Repeat the whole listing exactly as written.

Data records
#####

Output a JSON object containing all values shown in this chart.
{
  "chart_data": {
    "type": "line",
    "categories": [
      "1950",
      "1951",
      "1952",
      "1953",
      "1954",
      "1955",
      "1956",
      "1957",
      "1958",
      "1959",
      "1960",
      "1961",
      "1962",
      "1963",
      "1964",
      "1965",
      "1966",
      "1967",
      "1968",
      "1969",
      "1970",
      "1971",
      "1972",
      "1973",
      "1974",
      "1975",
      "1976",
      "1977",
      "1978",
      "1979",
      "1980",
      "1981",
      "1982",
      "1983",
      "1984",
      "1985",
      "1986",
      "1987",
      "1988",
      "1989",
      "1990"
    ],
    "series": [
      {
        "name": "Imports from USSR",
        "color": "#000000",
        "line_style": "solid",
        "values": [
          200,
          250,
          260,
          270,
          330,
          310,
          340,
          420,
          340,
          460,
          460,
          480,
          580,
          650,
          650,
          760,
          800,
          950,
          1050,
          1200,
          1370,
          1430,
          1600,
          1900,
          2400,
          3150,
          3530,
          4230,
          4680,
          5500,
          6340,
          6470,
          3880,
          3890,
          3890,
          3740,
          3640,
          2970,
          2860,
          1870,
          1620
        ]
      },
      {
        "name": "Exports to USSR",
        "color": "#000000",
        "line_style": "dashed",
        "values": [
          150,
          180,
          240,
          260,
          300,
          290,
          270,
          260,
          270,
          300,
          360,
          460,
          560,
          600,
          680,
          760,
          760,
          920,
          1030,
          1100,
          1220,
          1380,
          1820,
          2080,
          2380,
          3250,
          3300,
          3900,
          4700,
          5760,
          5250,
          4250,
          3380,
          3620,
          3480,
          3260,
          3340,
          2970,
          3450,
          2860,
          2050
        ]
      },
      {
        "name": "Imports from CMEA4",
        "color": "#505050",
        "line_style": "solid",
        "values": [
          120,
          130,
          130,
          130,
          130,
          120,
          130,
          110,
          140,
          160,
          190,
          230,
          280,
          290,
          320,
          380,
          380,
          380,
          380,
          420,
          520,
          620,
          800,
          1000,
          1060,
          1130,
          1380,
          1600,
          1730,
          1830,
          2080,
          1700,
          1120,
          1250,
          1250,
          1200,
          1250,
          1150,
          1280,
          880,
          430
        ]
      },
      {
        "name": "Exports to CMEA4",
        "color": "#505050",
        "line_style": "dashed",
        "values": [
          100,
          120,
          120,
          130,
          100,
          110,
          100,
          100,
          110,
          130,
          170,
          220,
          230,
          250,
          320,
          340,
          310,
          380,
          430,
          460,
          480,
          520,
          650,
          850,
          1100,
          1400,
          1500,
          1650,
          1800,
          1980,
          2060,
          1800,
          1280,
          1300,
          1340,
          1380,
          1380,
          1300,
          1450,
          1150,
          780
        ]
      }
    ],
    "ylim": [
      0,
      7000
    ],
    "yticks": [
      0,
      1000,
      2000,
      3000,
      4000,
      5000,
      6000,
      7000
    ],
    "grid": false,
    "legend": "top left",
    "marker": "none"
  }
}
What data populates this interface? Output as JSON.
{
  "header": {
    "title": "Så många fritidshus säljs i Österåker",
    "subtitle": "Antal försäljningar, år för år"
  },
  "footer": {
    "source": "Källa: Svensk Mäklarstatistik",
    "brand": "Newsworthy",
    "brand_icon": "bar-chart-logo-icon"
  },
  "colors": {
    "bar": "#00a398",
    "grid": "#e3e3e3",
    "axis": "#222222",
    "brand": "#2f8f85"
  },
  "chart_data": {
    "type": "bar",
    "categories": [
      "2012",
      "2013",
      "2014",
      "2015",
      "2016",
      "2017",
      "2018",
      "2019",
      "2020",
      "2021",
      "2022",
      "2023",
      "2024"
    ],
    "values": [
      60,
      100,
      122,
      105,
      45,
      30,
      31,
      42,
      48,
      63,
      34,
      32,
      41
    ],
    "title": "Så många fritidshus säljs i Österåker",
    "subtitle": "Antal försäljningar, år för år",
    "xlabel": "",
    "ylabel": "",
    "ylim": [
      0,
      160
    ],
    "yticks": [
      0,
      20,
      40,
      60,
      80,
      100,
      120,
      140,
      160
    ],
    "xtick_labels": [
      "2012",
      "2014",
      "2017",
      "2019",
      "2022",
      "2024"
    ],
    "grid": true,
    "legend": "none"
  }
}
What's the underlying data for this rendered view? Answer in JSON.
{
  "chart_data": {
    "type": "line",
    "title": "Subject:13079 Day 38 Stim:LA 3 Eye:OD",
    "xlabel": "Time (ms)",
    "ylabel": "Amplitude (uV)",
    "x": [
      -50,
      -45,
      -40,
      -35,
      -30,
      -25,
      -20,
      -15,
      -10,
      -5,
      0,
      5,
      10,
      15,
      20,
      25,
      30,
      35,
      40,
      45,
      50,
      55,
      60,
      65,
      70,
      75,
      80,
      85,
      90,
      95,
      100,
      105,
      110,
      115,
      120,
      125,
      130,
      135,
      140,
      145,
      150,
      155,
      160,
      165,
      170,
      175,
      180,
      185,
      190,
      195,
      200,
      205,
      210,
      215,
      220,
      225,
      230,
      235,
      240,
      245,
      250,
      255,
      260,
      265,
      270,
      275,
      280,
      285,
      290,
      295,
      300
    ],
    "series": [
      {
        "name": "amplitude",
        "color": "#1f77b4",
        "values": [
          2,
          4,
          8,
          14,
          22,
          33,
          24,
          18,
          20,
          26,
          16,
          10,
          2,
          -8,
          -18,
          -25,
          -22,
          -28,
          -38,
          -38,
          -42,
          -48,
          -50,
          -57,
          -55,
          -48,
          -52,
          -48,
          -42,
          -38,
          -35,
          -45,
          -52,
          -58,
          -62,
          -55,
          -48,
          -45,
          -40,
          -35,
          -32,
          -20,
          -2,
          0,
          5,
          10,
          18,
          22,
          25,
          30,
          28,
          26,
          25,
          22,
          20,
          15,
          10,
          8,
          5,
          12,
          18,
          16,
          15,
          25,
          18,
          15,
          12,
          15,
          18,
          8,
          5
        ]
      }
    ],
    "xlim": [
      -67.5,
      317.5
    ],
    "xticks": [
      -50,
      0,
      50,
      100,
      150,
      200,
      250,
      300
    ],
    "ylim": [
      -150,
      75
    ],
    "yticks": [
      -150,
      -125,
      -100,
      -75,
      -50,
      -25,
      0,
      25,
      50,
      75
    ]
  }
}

#####

Result below
Output a JSON object containing all values shown in this chart.
{
  "chart_data": {
    "type": "line",
    "categories": [
      "1950",
      "1951",
      "1952",
      "1953",
      "1954",
      "1955",
      "1956",
      "1957",
      "1958",
      "1959",
      "1960",
      "1961",
      "1962",
      "1963",
      "1964",
      "1965",
      "1966",
      "1967",
      "1968",
      "1969",
      "1970",
      "1971",
      "1972",
      "1973",
      "1974",
      "1975",
      "1976",
      "1977",
      "1978",
      "1979",
      "1980",
      "1981",
      "1982",
      "1983",
      "1984",
      "1985",
      "1986",
      "1987",
      "1988",
      "1989",
      "1990"
    ],
    "series": [
      {
        "name": "Imports from USSR",
        "color": "#000000",
        "line_style": "solid",
        "values": [
          200,
          250,
          260,
          270,
          330,
          310,
          340,
          420,
          340,
          460,
          460,
          480,
          580,
          650,
          650,
          760,
          800,
          950,
          1050,
          1200,
          1370,
          1430,
          1600,
          1900,
          2400,
          3150,
          3530,
          4230,
          4680,
          5500,
          6340,
          6470,
          3880,
          3890,
          3890,
          3740,
          3640,
          2970,
          2860,
          1870,
          1620
        ]
      },
      {
        "name": "Exports to USSR",
        "color": "#000000",
        "line_style": "dashed",
        "values": [
          150,
          180,
          240,
          260,
          300,
          290,
          270,
          260,
          270,
          300,
          360,
          460,
          560,
          600,
          680,
          760,
          760,
          920,
          1030,
          1100,
          1220,
          1380,
          1820,
          2080,
          2380,
          3250,
          3300,
          3900,
          4700,
          5760,
          5250,
          4250,
          3380,
          3620,
          3480,
          3260,
          3340,
          2970,
          3450,
          2860,
          2050
        ]
      },
      {
        "name": "Imports from CMEA4",
        "color": "#505050",
        "line_style": "solid",
        "values": [
          120,
          130,
          130,
          130,
          130,
          120,
          130,
          110,
          140,
          160,
          190,
          230,
          280,
          290,
          320,
          380,
          380,
          380,
          380,
          420,
          520,
          620,
          800,
          1000,
          1060,
          1130,
          1380,
          1600,
          1730,
          1830,
          2080,
          1700,
          1120,
          1250,
          1250,
          1200,
          1250,
          1150,
          1280,
          880,
          430
        ]
      },
      {
        "name": "Exports to CMEA4",
        "color": "#505050",
        "line_style": "dashed",
        "values": [
          100,
          120,
          120,
          130,
          100,
          110,
          100,
          100,
          110,
          130,
          170,
          220,
          230,
          250,
          320,
          340,
          310,
          380,
          430,
          460,
          480,
          520,
          650,
          850,
          1100,
          1400,
          1500,
          1650,
          1800,
          1980,
          2060,
          1800,
          1280,
          1300,
          1340,
          1380,
          1380,
          1300,
          1450,
          1150,
          780
        ]
      }
    ],
    "ylim": [
      0,
      7000
    ],
    "yticks": [
      0,
      1000,
      2000,
      3000,
      4000,
      5000,
      6000,
      7000
    ],
    "grid": false,
    "legend": "top left",
    "marker": "none"
  }
}
What data populates this interface? Output as JSON.
{
  "header": {
    "title": "Så många fritidshus säljs i Österåker",
    "subtitle": "Antal försäljningar, år för år"
  },
  "footer": {
    "source": "Källa: Svensk Mäklarstatistik",
    "brand": "Newsworthy",
    "brand_icon": "bar-chart-logo-icon"
  },
  "colors": {
    "bar": "#00a398",
    "grid": "#e3e3e3",
    "axis": "#222222",
    "brand": "#2f8f85"
  },
  "chart_data": {
    "type": "bar",
    "categories": [
      "2012",
      "2013",
      "2014",
      "2015",
      "2016",
      "2017",
      "2018",
      "2019",
      "2020",
      "2021",
      "2022",
      "2023",
      "2024"
    ],
    "values": [
      60,
      100,
      122,
      105,
      45,
      30,
      31,
      42,
      48,
      63,
      34,
      32,
      41
    ],
    "title": "Så många fritidshus säljs i Österåker",
    "subtitle": "Antal försäljningar, år för år",
    "xlabel": "",
    "ylabel": "",
    "ylim": [
      0,
      160
    ],
    "yticks": [
      0,
      20,
      40,
      60,
      80,
      100,
      120,
      140,
      160
    ],
    "xtick_labels": [
      "2012",
      "2014",
      "2017",
      "2019",
      "2022",
      "2024"
    ],
    "grid": true,
    "legend": "none"
  }
}
What's the underlying data for this rendered view? Answer in JSON.
{
  "chart_data": {
    "type": "line",
    "title": "Subject:13079 Day 38 Stim:LA 3 Eye:OD",
    "xlabel": "Time (ms)",
    "ylabel": "Amplitude (uV)",
    "x": [
      -50,
      -45,
      -40,
      -35,
      -30,
      -25,
      -20,
      -15,
      -10,
      -5,
      0,
      5,
      10,
      15,
      20,
      25,
      30,
      35,
      40,
      45,
      50,
      55,
      60,
      65,
      70,
      75,
      80,
      85,
      90,
      95,
      100,
      105,
      110,
      115,
      120,
      125,
      130,
      135,
      140,
      145,
      150,
      155,
      160,
      165,
      170,
      175,
      180,
      185,
      190,
      195,
      200,
      205,
      210,
      215,
      220,
      225,
      230,
      235,
      240,
      245,
      250,
      255,
      260,
      265,
      270,
      275,
      280,
      285,
      290,
      295,
      300
    ],
    "series": [
      {
        "name": "amplitude",
        "color": "#1f77b4",
        "values": [
          2,
          4,
          8,
          14,
          22,
          33,
          24,
          18,
          20,
          26,
          16,
          10,
          2,
          -8,
          -18,
          -25,
          -22,
          -28,
          -38,
          -38,
          -42,
          -48,
          -50,
          -57,
          -55,
          -48,
          -52,
          -48,
          -42,
          -38,
          -35,
          -45,
          -52,
          -58,
          -62,
          -55,
          -48,
          -45,
          -40,
          -35,
          -32,
          -20,
          -2,
          0,
          5,
          10,
          18,
          22,
          25,
          30,
          28,
          26,
          25,
          22,
          20,
          15,
          10,
          8,
          5,
          12,
          18,
          16,
          15,
          25,
          18,
          15,
          12,
          15,
          18,
          8,
          5
        ]
      }
    ],
    "xlim": [
      -67.5,
      317.5
    ],
    "xticks": [
      -50,
      0,
      50,
      100,
      150,
      200,
      250,
      300
    ],
    "ylim": [
      -150,
      75
    ],
    "yticks": [
      -150,
      -125,
      -100,
      -75,
      -50,
      -25,
      0,
      25,
      50,
      75
    ]
  }
}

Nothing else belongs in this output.